## Exercise task
Copy out all lines of the records in which the word "gold" appears.

## Records supplied
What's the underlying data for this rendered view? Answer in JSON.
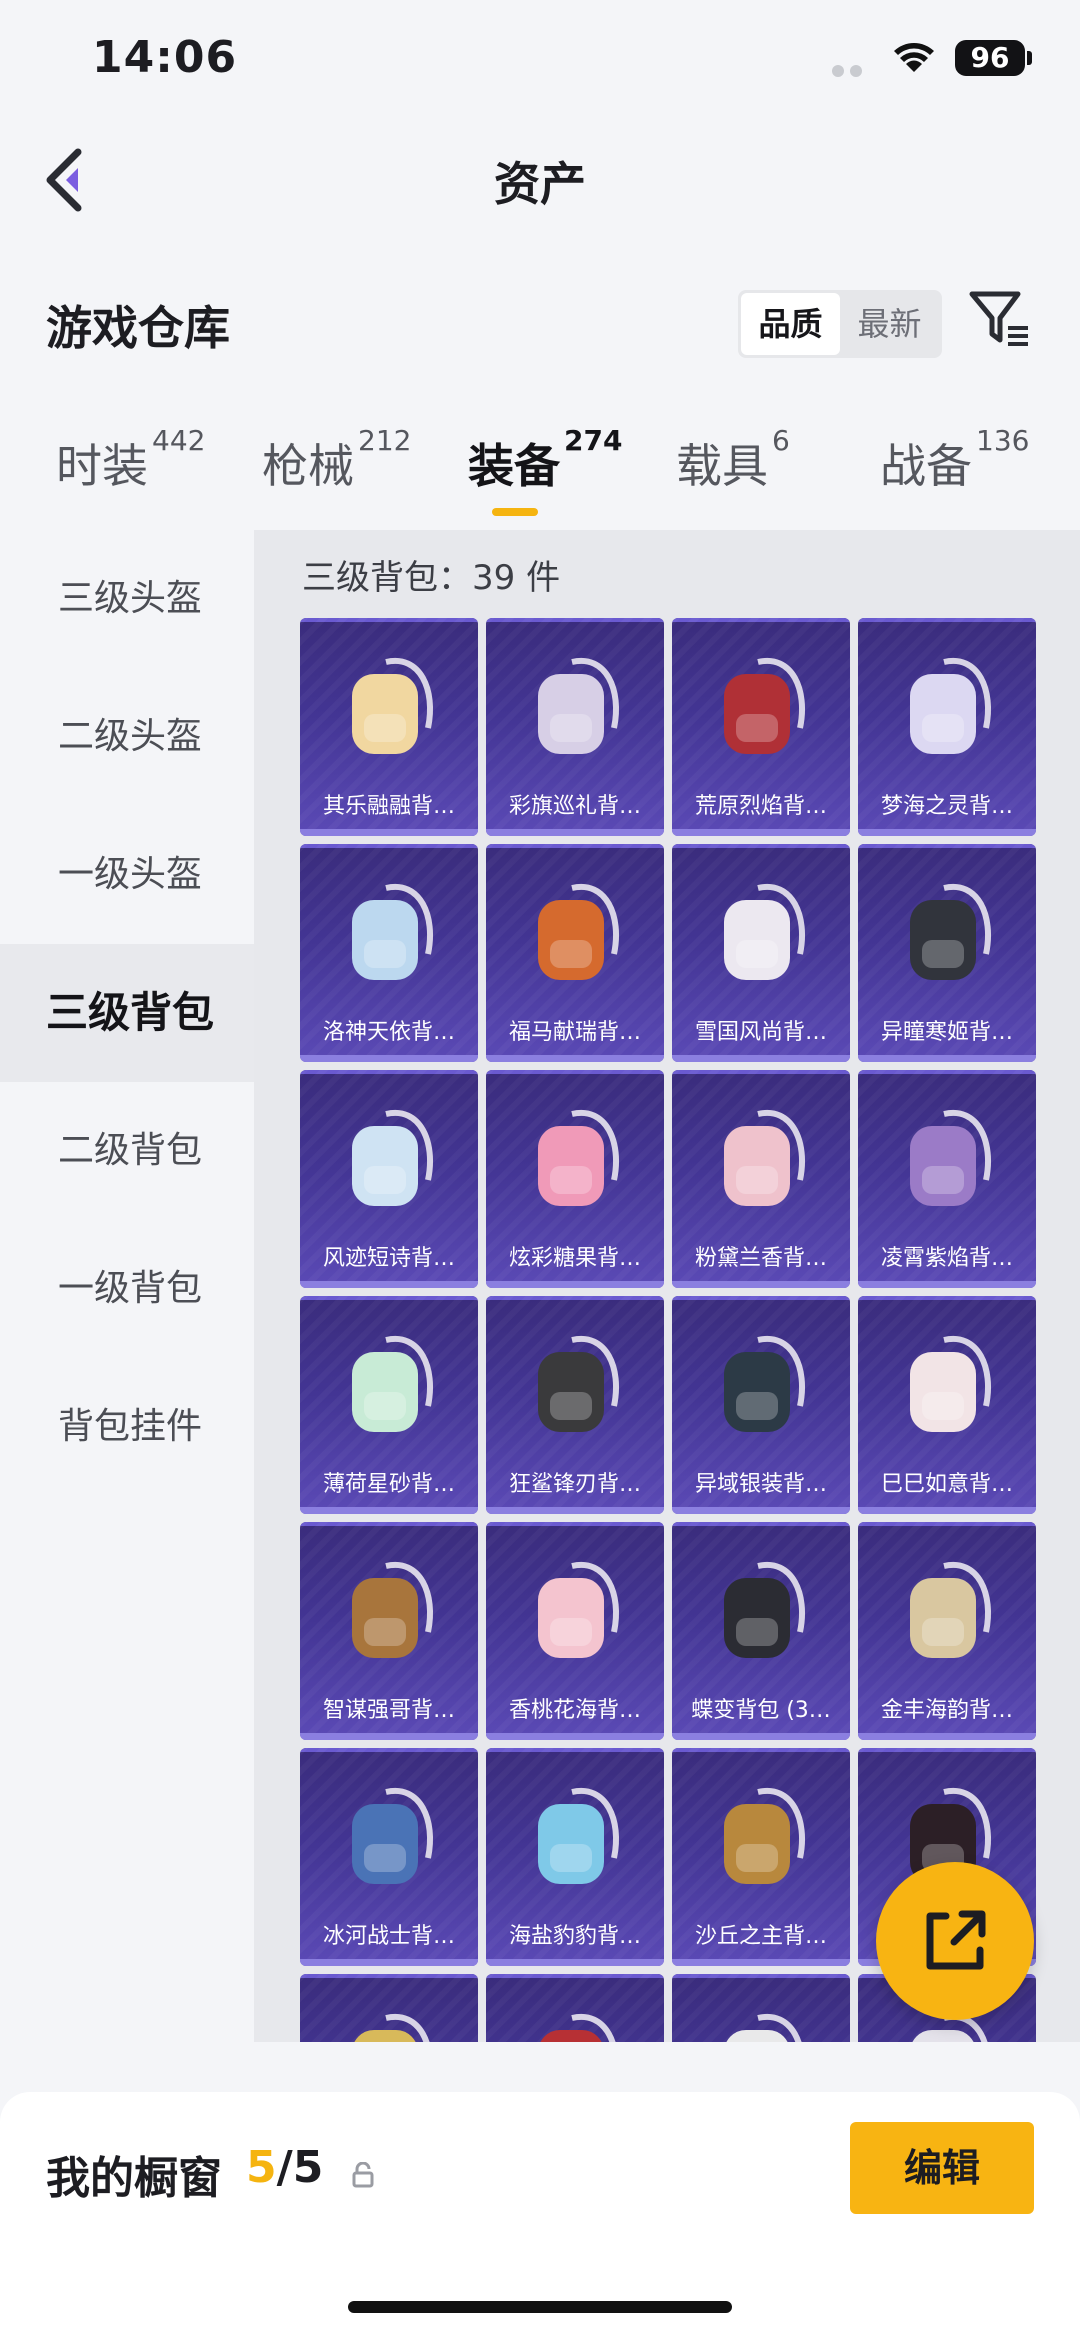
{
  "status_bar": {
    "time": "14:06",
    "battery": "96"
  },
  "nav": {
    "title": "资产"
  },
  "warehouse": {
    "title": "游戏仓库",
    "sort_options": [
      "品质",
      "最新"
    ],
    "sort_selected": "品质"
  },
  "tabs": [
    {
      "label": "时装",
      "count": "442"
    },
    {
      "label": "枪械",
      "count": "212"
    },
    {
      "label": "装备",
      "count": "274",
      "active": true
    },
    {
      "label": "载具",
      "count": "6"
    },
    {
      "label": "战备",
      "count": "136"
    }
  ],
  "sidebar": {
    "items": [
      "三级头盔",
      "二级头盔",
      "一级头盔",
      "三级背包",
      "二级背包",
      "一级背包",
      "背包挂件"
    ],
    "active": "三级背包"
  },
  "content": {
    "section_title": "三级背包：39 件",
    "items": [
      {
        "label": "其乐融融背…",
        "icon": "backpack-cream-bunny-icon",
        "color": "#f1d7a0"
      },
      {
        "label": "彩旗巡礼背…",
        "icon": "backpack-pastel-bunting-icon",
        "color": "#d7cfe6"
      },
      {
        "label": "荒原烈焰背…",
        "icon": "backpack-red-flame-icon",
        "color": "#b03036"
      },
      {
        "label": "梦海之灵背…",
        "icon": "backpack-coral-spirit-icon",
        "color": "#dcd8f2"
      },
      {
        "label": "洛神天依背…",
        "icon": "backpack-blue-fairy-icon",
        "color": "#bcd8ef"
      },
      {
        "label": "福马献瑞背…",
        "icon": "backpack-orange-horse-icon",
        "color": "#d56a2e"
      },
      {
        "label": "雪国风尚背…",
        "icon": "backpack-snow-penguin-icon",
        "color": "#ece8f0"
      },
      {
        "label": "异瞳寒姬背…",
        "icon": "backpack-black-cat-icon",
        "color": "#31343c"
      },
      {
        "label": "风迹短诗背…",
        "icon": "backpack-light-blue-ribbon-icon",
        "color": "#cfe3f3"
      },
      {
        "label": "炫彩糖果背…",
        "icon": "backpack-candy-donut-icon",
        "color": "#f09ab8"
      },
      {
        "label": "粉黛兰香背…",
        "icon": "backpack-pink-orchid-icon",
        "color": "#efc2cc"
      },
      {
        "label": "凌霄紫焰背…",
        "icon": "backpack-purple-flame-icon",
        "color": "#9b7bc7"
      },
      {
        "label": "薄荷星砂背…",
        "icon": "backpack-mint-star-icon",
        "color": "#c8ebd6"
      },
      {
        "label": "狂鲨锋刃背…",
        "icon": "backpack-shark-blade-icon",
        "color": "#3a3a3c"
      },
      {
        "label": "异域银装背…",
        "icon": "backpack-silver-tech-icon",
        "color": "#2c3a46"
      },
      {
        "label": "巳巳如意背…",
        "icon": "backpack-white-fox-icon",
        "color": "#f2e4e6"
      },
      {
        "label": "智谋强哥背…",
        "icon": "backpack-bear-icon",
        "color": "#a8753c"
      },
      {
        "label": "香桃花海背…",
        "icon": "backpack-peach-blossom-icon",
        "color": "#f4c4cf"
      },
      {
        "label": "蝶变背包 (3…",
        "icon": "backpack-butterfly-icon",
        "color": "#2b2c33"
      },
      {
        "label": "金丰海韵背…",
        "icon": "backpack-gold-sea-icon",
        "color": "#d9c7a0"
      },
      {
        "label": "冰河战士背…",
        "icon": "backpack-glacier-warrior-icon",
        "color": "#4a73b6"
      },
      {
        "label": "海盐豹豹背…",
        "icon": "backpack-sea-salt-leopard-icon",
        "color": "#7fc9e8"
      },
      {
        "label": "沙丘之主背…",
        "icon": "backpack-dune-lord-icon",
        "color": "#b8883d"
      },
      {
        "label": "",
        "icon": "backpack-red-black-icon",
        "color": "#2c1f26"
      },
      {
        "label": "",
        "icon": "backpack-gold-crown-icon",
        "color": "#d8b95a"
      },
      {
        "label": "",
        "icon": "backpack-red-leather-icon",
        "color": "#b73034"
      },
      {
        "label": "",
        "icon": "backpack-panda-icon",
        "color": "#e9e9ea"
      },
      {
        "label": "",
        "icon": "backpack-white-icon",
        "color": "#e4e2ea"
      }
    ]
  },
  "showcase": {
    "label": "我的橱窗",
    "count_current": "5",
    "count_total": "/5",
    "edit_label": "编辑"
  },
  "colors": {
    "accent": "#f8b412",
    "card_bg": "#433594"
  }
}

## Response to this task
        "icon": "backpack-gold-sea-icon",
        "icon": "backpack-gold-crown-icon",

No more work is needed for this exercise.